Element position data:
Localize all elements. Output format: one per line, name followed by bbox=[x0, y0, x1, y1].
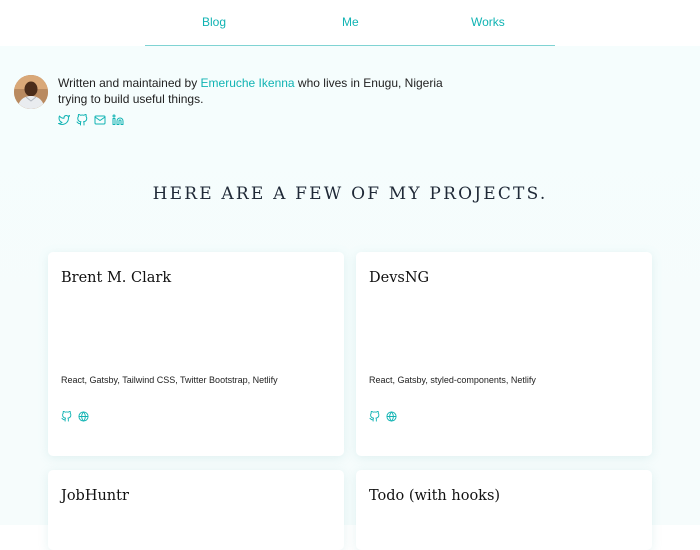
bio-prefix: Written and maintained by bbox=[58, 76, 201, 90]
project-links bbox=[61, 411, 89, 422]
project-title[interactable]: Brent M. Clark bbox=[61, 270, 171, 286]
top-nav: Blog Me Works bbox=[145, 0, 555, 46]
social-links bbox=[58, 114, 124, 126]
bio-text: Written and maintained by Emeruche Ikenn… bbox=[58, 75, 458, 107]
globe-icon[interactable] bbox=[78, 411, 89, 422]
project-tags: React, Gatsby, Tailwind CSS, Twitter Boo… bbox=[61, 375, 278, 385]
globe-icon[interactable] bbox=[386, 411, 397, 422]
author-link[interactable]: Emeruche Ikenna bbox=[201, 76, 295, 90]
avatar bbox=[14, 75, 48, 109]
project-title[interactable]: DevsNG bbox=[369, 270, 429, 286]
avatar-image bbox=[14, 75, 48, 109]
nav-link-works[interactable]: Works bbox=[471, 15, 505, 29]
nav-link-me[interactable]: Me bbox=[342, 15, 359, 29]
nav-link-blog[interactable]: Blog bbox=[202, 15, 226, 29]
project-card: DevsNG React, Gatsby, styled-components,… bbox=[356, 252, 652, 456]
project-title[interactable]: Todo (with hooks) bbox=[369, 488, 500, 504]
github-icon[interactable] bbox=[369, 411, 380, 422]
github-icon[interactable] bbox=[76, 114, 88, 126]
mail-icon[interactable] bbox=[94, 114, 106, 126]
project-tags: React, Gatsby, styled-components, Netlif… bbox=[369, 375, 536, 385]
project-links bbox=[369, 411, 397, 422]
linkedin-icon[interactable] bbox=[112, 114, 124, 126]
twitter-icon[interactable] bbox=[58, 114, 70, 126]
project-card: JobHuntr bbox=[48, 470, 344, 550]
project-card: Brent M. Clark React, Gatsby, Tailwind C… bbox=[48, 252, 344, 456]
projects-heading: HERE ARE A FEW OF MY PROJECTS. bbox=[152, 184, 548, 204]
project-title[interactable]: JobHuntr bbox=[61, 488, 129, 504]
project-card: Todo (with hooks) bbox=[356, 470, 652, 550]
github-icon[interactable] bbox=[61, 411, 72, 422]
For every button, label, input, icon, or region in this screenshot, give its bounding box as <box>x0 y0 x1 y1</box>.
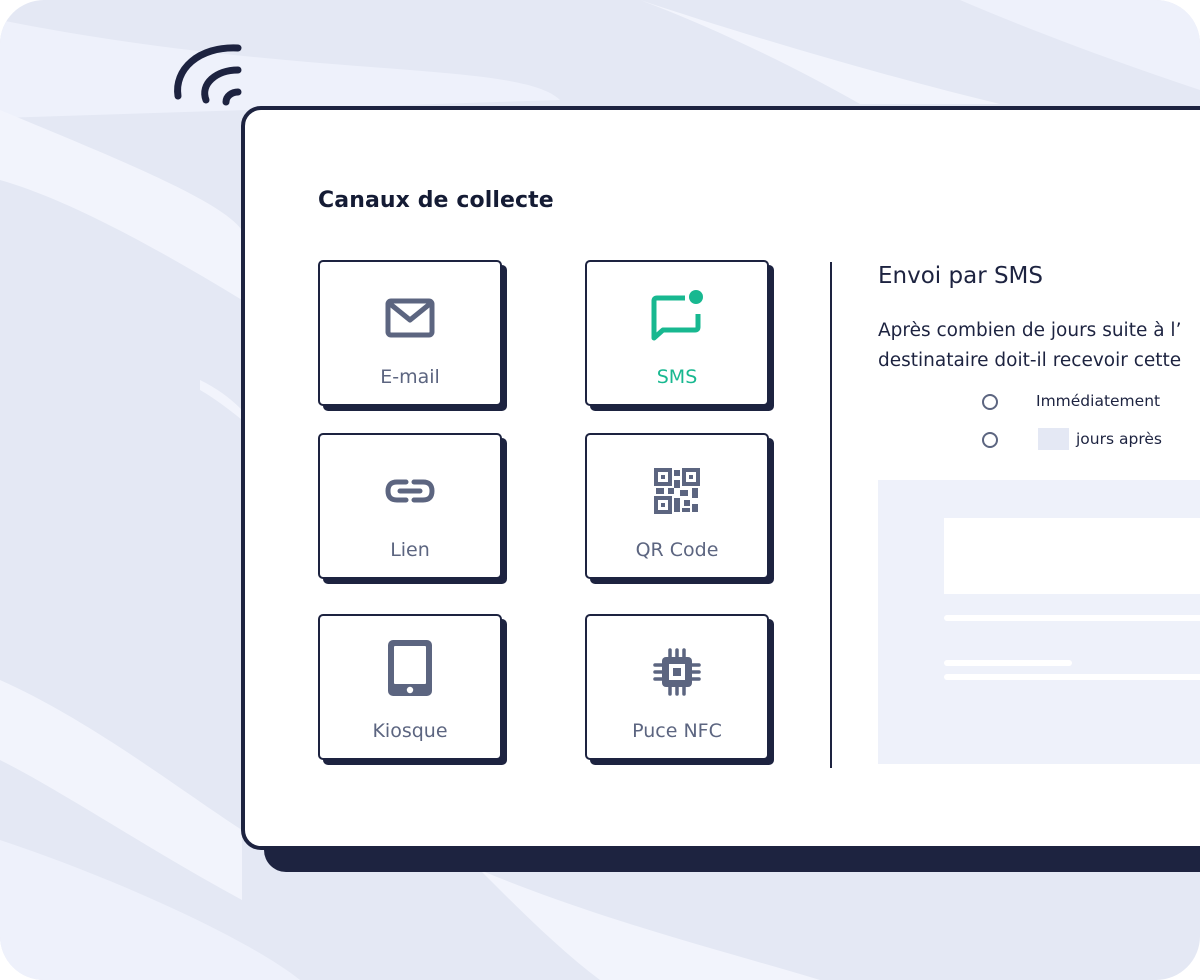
radio-days-after[interactable] <box>982 432 998 448</box>
channel-label: Puce NFC <box>632 720 722 742</box>
chat-notification-icon <box>587 290 767 346</box>
radio-label-immediately: Immédiatement <box>1036 392 1161 410</box>
channel-label: QR Code <box>635 539 719 561</box>
channel-label: E-mail <box>380 366 440 388</box>
radio-immediately[interactable] <box>982 394 998 410</box>
vertical-divider <box>830 262 832 768</box>
illustration-canvas: Canaux de collecte E-mail SMS Lien QR Co… <box>0 0 1200 980</box>
preview-placeholder-line <box>944 674 1200 680</box>
preview-placeholder-block <box>944 518 1200 594</box>
channel-label: Lien <box>390 539 430 561</box>
tablet-icon <box>320 636 500 700</box>
channel-card-kiosk[interactable]: Kiosque <box>318 614 502 760</box>
link-icon <box>320 463 500 519</box>
channel-label: Kiosque <box>372 720 448 742</box>
channel-card-email[interactable]: E-mail <box>318 260 502 406</box>
radio-label-days-after: jours après <box>1076 430 1162 448</box>
question-line-1: Après combien de jours suite à l’ <box>878 320 1182 341</box>
channel-label: SMS <box>656 366 698 388</box>
qr-code-icon <box>587 463 767 519</box>
question-line-2: destinataire doit-il recevoir cette <box>878 350 1182 371</box>
message-preview-panel <box>878 480 1200 764</box>
envelope-icon <box>320 290 500 346</box>
wireless-signal-icon <box>174 44 242 106</box>
channel-card-qr-code[interactable]: QR Code <box>585 433 769 579</box>
sms-panel-title: Envoi par SMS <box>878 263 1043 289</box>
section-title: Canaux de collecte <box>318 188 554 213</box>
days-input[interactable] <box>1038 428 1069 450</box>
chip-icon <box>587 644 767 700</box>
channel-card-link[interactable]: Lien <box>318 433 502 579</box>
channel-card-sms[interactable]: SMS <box>585 260 769 406</box>
sms-question: Après combien de jours suite à l’ destin… <box>878 316 1200 376</box>
channel-card-nfc-chip[interactable]: Puce NFC <box>585 614 769 760</box>
preview-placeholder-line <box>944 660 1072 666</box>
preview-placeholder-line <box>944 615 1200 621</box>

WHAT IS NEEDED
Show every line of the records that contains the string "github", matching its case exactly.

FULL SOLUTION
github-icon[interactable] bbox=[369, 411, 380, 422]
github-icon[interactable] bbox=[76, 114, 88, 126]
github-icon[interactable] bbox=[61, 411, 72, 422]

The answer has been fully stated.